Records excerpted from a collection
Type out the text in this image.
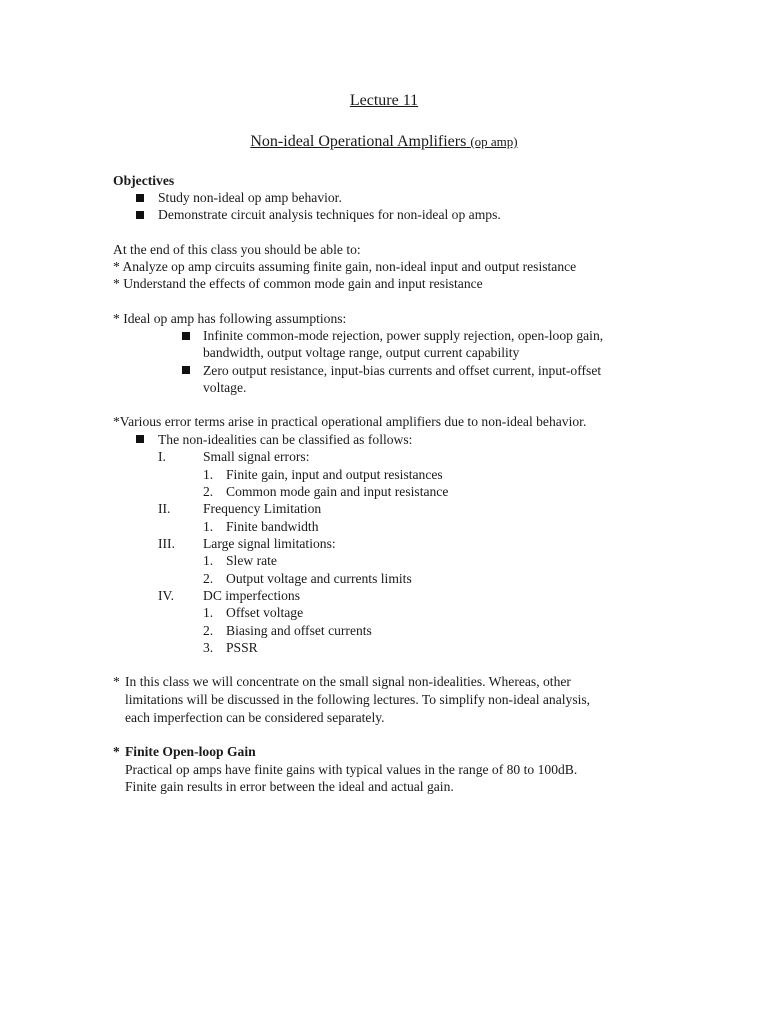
Lecture 11
Non-ideal Operational Amplifiers (op amp)
Objectives
Study non-ideal op amp behavior.
Demonstrate circuit analysis techniques for non-ideal op amps.
At the end of this class you should be able to:
* Analyze op amp circuits assuming finite gain, non-ideal input and output resistance
* Understand the effects of common mode gain and input resistance
* Ideal op amp has following assumptions:
Infinite common-mode rejection, power supply rejection, open-loop gain,
bandwidth, output voltage range, output current capability
Zero output resistance, input-bias currents and offset current, input-offset
voltage.
*Various error terms arise in practical operational amplifiers due to non-ideal behavior.
The non-idealities can be classified as follows:
I.	Small signal errors:
1. Finite gain, input and output resistances
2. Common mode gain and input resistance
II. Frequency Limitation
1. Finite bandwidth
III. Large signal limitations:
1. Slew rate
2. Output voltage and currents limits
IV. DC imperfections
1. Offset voltage
2. Biasing and offset currents
3. PSSR
* In this class we will concentrate on the small signal non-idealities. Whereas, other
limitations will be discussed in the following lectures. To simplify non-ideal analysis,
each imperfection can be considered separately.
* Finite Open-loop Gain
Practical op amps have finite gains with typical values in the range of 80 to 100dB.
Finite gain results in error between the ideal and actual gain.
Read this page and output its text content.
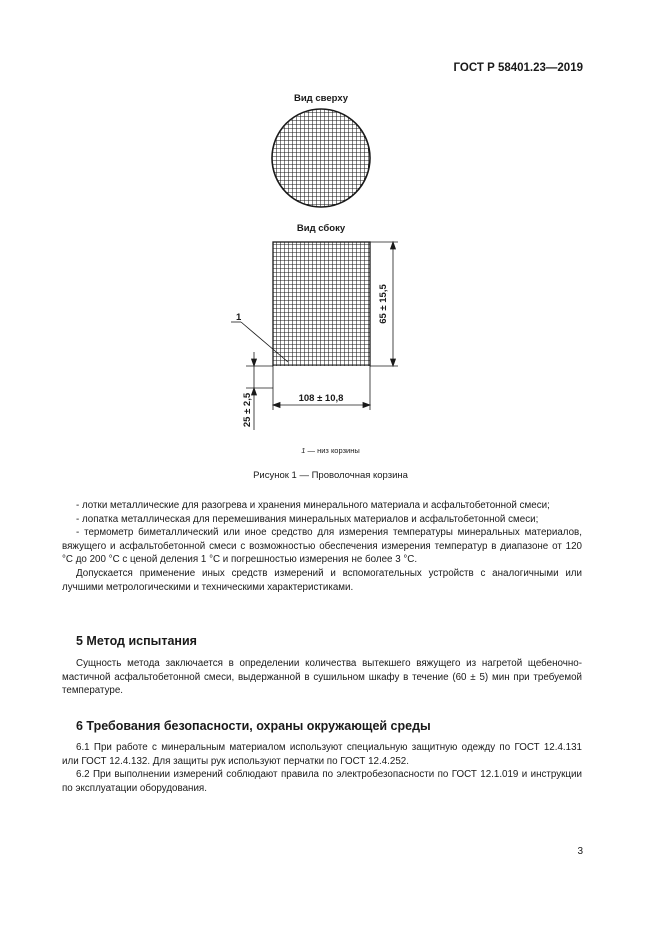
ГОСТ Р 58401.23—2019
Вид сверху
Вид сбоку
65 ± 15,5
108 ± 10,8
25 ± 2,5
1
1 — низ корзины
Рисунок 1 — Проволочная корзина

- лотки металлические для разогрева и хранения минерального материала и асфальтобетонной смеси;

- лопатка металлическая для перемешивания минеральных материалов и асфальтобетонной смеси;

- термометр биметаллический или иное средство для измерения температуры минеральных материалов, вяжущего и асфальтобетонной смеси с возможностью обеспечения измерения температур в диапазоне от 120 °С до 200 °С с ценой деления 1 °С и погрешностью измерения не более 3 °С.

Допускается применение иных средств измерений и вспомогательных устройств с аналогичными или лучшими метрологическими и техническими характеристиками.

5 Метод испытания

Сущность метода заключается в определении количества вытекшего вяжущего из нагретой щебеночно-мастичной асфальтобетонной смеси, выдержанной в сушильном шкафу в течение (60 ± 5) мин при требуемой температуре.

6 Требования безопасности, охраны окружающей среды

6.1 При работе с минеральным материалом используют специальную защитную одежду по ГОСТ 12.4.131 или ГОСТ 12.4.132. Для защиты рук используют перчатки по ГОСТ 12.4.252.

6.2 При выполнении измерений соблюдают правила по электробезопасности по ГОСТ 12.1.019 и инструкции по эксплуатации оборудования.

3
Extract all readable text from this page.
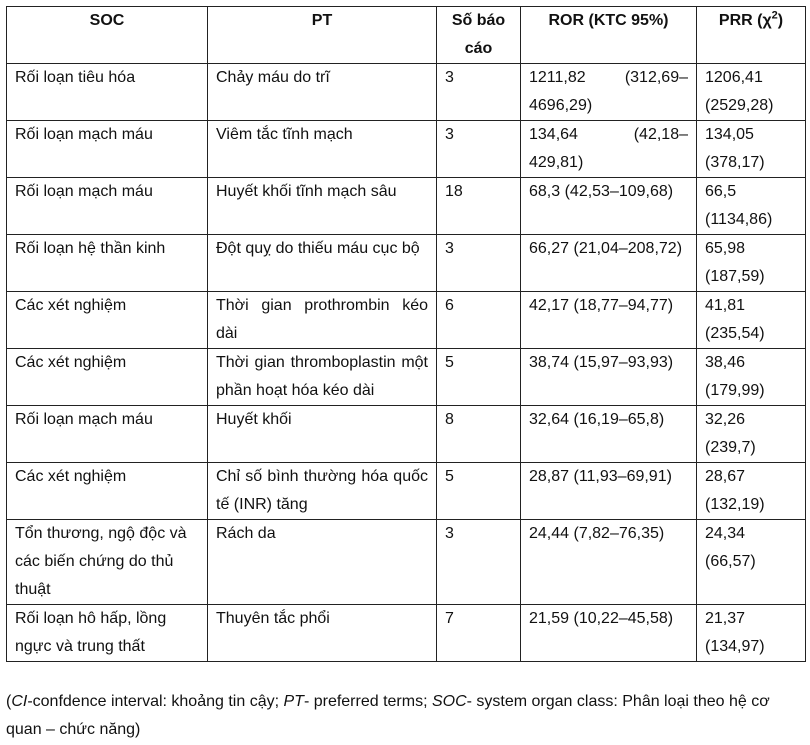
SOC	PT	Số báo cáo	ROR (KTC 95%)	PRR $(\chi^2)$
Rối loạn tiêu hóa	Chảy máu do trĩ	3	1211,82 (312,69–4696,29)	1206,41 (2529,28)
Rối loạn mạch máu	Viêm tắc tĩnh mạch	3	134,64 (42,18–429,81)	134,05 (378,17)
Rối loạn mạch máu	Huyết khối tĩnh mạch sâu	18	68,3 (42,53–109,68)	66,5 (1134,86)
Rối loạn hệ thần kinh	Đột quỵ do thiếu máu cục bộ	3	66,27 (21,04–208,72)	65,98 (187,59)
Các xét nghiệm	Thời gian prothrombin kéo dài	6	42,17 (18,77–94,77)	41,81 (235,54)
Các xét nghiệm	Thời gian thromboplastin một phần hoạt hóa kéo dài	5	38,74 (15,97–93,93)	38,46 (179,99)
Rối loạn mạch máu	Huyết khối	8	32,64 (16,19–65,8)	32,26 (239,7)
Các xét nghiệm	Chỉ số bình thường hóa quốc tế (INR) tăng	5	28,87 (11,93–69,91)	28,67 (132,19)
Tổn thương, ngộ độc và các biến chứng do thủ thuật	Rách da	3	24,44 (7,82–76,35)	24,34 (66,57)
Rối loạn hô hấp, lồng ngực và trung thất	Thuyên tắc phổi	7	21,59 (10,22–45,58)	21,37 (134,97)
(CI-confdence interval: khoảng tin cậy; PT- preferred terms; SOC- system organ class: Phân loại theo hệ cơ quan – chức năng)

▶ [Exercise brief]: Copy the listing exactly. Any image in it stays out of the copy.

▶ [Answer to this task]:
Type out the text in this image.
Lecture 11
Non-ideal Operational Amplifiers (op amp)
Objectives
Study non-ideal op amp behavior.
Demonstrate circuit analysis techniques for non-ideal op amps.
At the end of this class you should be able to:
* Analyze op amp circuits assuming finite gain, non-ideal input and output resistance
* Understand the effects of common mode gain and input resistance
* Ideal op amp has following assumptions:
Infinite common-mode rejection, power supply rejection, open-loop gain,
bandwidth, output voltage range, output current capability
Zero output resistance, input-bias currents and offset current, input-offset
voltage.
*Various error terms arise in practical operational amplifiers due to non-ideal behavior.
The non-idealities can be classified as follows:
I.	Small signal errors:
1. Finite gain, input and output resistances
2. Common mode gain and input resistance
II. Frequency Limitation
1. Finite bandwidth
III. Large signal limitations:
1. Slew rate
2. Output voltage and currents limits
IV. DC imperfections
1. Offset voltage
2. Biasing and offset currents
3. PSSR
* In this class we will concentrate on the small signal non-idealities. Whereas, other
limitations will be discussed in the following lectures. To simplify non-ideal analysis,
each imperfection can be considered separately.
* Finite Open-loop Gain
Practical op amps have finite gains with typical values in the range of 80 to 100dB.
Finite gain results in error between the ideal and actual gain.
Read this page and output its text content.
ГОСТ Р 58401.23—2019
Вид сверху
Вид сбоку
65 ± 15,5
108 ± 10,8
25 ± 2,5
1
1 — низ корзины
Рисунок 1 — Проволочная корзина

- лотки металлические для разогрева и хранения минерального материала и асфальтобетонной смеси;

- лопатка металлическая для перемешивания минеральных материалов и асфальтобетонной смеси;

- термометр биметаллический или иное средство для измерения температуры минеральных материалов, вяжущего и асфальтобетонной смеси с возможностью обеспечения измерения температур в диапазоне от 120 °С до 200 °С с ценой деления 1 °С и погрешностью измерения не более 3 °С.

Допускается применение иных средств измерений и вспомогательных устройств с аналогичными или лучшими метрологическими и техническими характеристиками.

5 Метод испытания

Сущность метода заключается в определении количества вытекшего вяжущего из нагретой щебеночно-мастичной асфальтобетонной смеси, выдержанной в сушильном шкафу в течение (60 ± 5) мин при требуемой температуре.

6 Требования безопасности, охраны окружающей среды

6.1 При работе с минеральным материалом используют специальную защитную одежду по ГОСТ 12.4.131 или ГОСТ 12.4.132. Для защиты рук используют перчатки по ГОСТ 12.4.252.

6.2 При выполнении измерений соблюдают правила по электробезопасности по ГОСТ 12.1.019 и инструкции по эксплуатации оборудования.

3
Extract all readable text from this page.
SOC	PT	Số báo cáo	ROR (KTC 95%)	PRR $(\chi^2)$
Rối loạn tiêu hóa	Chảy máu do trĩ	3	1211,82 (312,69–4696,29)	1206,41 (2529,28)
Rối loạn mạch máu	Viêm tắc tĩnh mạch	3	134,64 (42,18–429,81)	134,05 (378,17)
Rối loạn mạch máu	Huyết khối tĩnh mạch sâu	18	68,3 (42,53–109,68)	66,5 (1134,86)
Rối loạn hệ thần kinh	Đột quỵ do thiếu máu cục bộ	3	66,27 (21,04–208,72)	65,98 (187,59)
Các xét nghiệm	Thời gian prothrombin kéo dài	6	42,17 (18,77–94,77)	41,81 (235,54)
Các xét nghiệm	Thời gian thromboplastin một phần hoạt hóa kéo dài	5	38,74 (15,97–93,93)	38,46 (179,99)
Rối loạn mạch máu	Huyết khối	8	32,64 (16,19–65,8)	32,26 (239,7)
Các xét nghiệm	Chỉ số bình thường hóa quốc tế (INR) tăng	5	28,87 (11,93–69,91)	28,67 (132,19)
Tổn thương, ngộ độc và các biến chứng do thủ thuật	Rách da	3	24,44 (7,82–76,35)	24,34 (66,57)
Rối loạn hô hấp, lồng ngực và trung thất	Thuyên tắc phổi	7	21,59 (10,22–45,58)	21,37 (134,97)
(CI-confdence interval: khoảng tin cậy; PT- preferred terms; SOC- system organ class: Phân loại theo hệ cơ quan – chức năng)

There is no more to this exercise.